**OBJECTIVE**
Of all the lines in the records below, how many hold the word "content"? Give the number alone.
** Begin GIVEN RECORDS **
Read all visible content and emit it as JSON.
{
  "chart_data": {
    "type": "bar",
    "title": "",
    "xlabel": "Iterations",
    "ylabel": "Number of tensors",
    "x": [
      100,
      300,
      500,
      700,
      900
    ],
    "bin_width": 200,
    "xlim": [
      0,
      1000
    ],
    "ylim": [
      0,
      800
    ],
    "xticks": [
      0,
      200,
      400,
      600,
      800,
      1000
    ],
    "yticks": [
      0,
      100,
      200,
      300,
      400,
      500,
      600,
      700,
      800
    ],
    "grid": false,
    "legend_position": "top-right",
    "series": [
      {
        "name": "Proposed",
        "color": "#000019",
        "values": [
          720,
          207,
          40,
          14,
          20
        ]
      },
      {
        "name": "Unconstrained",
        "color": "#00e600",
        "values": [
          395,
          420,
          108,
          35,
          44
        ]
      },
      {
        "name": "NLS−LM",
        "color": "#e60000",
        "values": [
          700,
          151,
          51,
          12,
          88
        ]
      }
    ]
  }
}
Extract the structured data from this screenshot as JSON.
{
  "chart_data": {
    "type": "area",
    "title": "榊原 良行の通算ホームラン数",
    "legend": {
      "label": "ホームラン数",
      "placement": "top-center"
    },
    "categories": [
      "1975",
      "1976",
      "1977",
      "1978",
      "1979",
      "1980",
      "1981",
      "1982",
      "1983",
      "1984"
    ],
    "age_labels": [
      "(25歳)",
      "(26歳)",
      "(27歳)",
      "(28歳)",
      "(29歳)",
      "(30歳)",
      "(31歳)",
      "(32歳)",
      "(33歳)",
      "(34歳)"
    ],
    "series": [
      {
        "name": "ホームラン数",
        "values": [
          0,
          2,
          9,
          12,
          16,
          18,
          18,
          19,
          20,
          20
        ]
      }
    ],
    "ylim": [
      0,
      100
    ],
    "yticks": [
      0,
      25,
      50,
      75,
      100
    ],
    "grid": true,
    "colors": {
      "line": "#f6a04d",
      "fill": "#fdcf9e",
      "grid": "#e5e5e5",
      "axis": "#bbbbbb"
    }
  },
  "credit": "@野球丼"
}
** End GIVEN RECORDS **
** Begin GIVEN RECORDS **
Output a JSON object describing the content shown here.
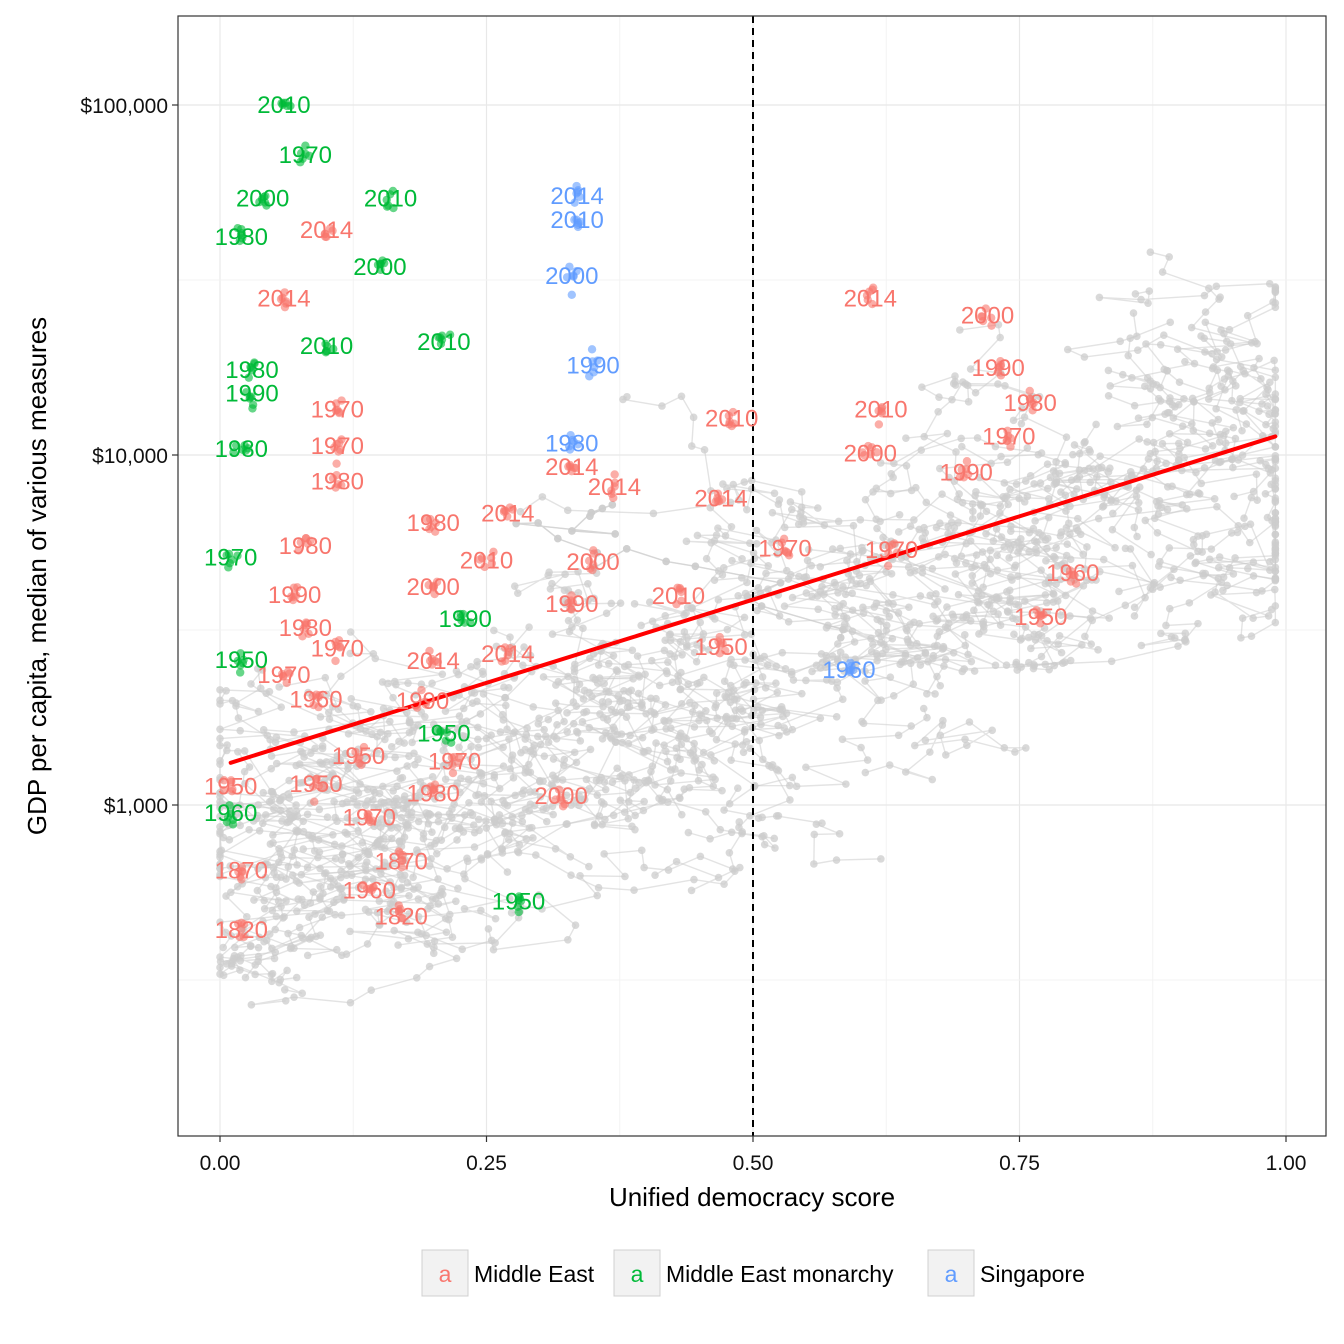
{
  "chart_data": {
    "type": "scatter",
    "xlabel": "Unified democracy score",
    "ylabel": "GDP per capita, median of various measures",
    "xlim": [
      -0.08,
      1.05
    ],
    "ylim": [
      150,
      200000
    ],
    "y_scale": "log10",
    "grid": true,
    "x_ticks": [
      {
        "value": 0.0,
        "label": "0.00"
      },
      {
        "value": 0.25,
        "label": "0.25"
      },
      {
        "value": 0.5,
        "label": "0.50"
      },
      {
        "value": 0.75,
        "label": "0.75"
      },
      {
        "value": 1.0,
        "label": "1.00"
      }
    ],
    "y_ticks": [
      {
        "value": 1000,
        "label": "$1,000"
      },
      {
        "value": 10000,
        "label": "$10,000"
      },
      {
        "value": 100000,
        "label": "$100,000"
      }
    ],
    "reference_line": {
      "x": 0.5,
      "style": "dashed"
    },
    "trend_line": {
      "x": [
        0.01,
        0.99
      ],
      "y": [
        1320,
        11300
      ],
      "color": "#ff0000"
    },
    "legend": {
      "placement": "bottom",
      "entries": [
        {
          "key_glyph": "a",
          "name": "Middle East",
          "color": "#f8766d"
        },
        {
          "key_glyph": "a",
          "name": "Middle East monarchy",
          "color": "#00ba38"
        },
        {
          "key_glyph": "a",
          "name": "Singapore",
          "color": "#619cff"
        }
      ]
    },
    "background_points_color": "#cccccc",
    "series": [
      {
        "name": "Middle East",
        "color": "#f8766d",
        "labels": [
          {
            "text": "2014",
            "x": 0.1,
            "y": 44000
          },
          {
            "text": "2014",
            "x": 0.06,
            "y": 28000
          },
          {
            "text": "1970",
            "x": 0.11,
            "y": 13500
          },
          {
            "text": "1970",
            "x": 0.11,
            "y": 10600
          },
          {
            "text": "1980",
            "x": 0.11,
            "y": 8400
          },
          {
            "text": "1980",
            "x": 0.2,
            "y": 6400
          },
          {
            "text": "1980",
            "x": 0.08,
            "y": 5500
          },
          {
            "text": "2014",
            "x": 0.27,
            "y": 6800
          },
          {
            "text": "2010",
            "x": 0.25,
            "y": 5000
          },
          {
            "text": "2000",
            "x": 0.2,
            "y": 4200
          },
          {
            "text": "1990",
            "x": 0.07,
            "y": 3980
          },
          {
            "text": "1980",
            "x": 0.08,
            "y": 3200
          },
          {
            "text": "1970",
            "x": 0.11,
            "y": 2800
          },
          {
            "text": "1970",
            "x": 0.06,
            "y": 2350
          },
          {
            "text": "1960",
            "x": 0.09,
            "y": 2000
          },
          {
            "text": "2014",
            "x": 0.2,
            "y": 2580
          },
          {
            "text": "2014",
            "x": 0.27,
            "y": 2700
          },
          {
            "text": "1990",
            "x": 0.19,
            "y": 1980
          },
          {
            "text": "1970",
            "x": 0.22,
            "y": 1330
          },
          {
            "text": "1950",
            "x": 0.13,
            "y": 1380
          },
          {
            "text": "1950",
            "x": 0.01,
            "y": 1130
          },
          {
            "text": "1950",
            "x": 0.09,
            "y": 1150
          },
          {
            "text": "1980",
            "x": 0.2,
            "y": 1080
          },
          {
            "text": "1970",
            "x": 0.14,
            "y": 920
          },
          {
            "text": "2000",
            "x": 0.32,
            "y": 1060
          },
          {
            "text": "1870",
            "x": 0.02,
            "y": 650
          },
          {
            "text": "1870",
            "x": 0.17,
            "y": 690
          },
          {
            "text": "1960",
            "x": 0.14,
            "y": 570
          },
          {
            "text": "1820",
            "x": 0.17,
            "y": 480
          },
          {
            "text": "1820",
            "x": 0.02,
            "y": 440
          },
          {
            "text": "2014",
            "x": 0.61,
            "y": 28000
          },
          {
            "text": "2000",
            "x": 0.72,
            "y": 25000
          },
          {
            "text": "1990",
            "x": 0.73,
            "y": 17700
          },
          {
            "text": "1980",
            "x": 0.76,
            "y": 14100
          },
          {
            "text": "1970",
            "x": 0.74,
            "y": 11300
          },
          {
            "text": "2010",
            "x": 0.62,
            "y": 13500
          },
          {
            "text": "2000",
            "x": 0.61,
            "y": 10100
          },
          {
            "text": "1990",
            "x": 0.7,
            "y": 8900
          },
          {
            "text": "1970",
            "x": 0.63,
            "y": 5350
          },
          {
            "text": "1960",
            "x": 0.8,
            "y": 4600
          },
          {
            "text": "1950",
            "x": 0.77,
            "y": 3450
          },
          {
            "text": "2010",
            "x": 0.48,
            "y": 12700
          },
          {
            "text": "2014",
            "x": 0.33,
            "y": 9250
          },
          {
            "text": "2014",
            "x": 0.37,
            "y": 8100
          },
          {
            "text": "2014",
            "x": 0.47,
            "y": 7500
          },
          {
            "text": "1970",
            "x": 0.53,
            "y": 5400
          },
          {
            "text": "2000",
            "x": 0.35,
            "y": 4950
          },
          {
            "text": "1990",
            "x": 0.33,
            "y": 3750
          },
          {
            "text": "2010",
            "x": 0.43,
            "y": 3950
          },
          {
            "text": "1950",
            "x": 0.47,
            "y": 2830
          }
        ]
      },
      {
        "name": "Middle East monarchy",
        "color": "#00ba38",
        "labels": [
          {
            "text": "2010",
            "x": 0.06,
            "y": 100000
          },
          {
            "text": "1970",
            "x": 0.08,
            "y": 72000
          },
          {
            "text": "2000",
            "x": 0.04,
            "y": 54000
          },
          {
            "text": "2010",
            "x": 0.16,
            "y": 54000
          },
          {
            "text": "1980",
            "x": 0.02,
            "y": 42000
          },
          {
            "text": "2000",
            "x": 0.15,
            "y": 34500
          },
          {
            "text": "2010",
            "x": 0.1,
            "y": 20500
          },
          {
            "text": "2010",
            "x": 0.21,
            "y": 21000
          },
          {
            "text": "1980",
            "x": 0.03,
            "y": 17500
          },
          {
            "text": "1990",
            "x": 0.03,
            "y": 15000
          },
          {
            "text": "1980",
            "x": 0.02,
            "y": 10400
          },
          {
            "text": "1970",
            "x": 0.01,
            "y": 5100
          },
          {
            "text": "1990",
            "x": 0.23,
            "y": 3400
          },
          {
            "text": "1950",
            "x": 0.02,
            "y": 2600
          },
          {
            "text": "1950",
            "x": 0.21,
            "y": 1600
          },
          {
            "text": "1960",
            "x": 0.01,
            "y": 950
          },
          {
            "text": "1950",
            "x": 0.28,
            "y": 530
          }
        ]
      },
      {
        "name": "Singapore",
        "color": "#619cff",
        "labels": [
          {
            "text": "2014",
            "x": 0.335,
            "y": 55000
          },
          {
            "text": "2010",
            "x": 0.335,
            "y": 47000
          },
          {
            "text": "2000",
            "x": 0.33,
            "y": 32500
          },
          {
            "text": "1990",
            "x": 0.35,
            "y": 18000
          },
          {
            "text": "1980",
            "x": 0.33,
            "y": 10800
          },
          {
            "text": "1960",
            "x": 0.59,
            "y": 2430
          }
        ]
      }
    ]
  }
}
** End GIVEN RECORDS **
**TASK OUTPUT**
2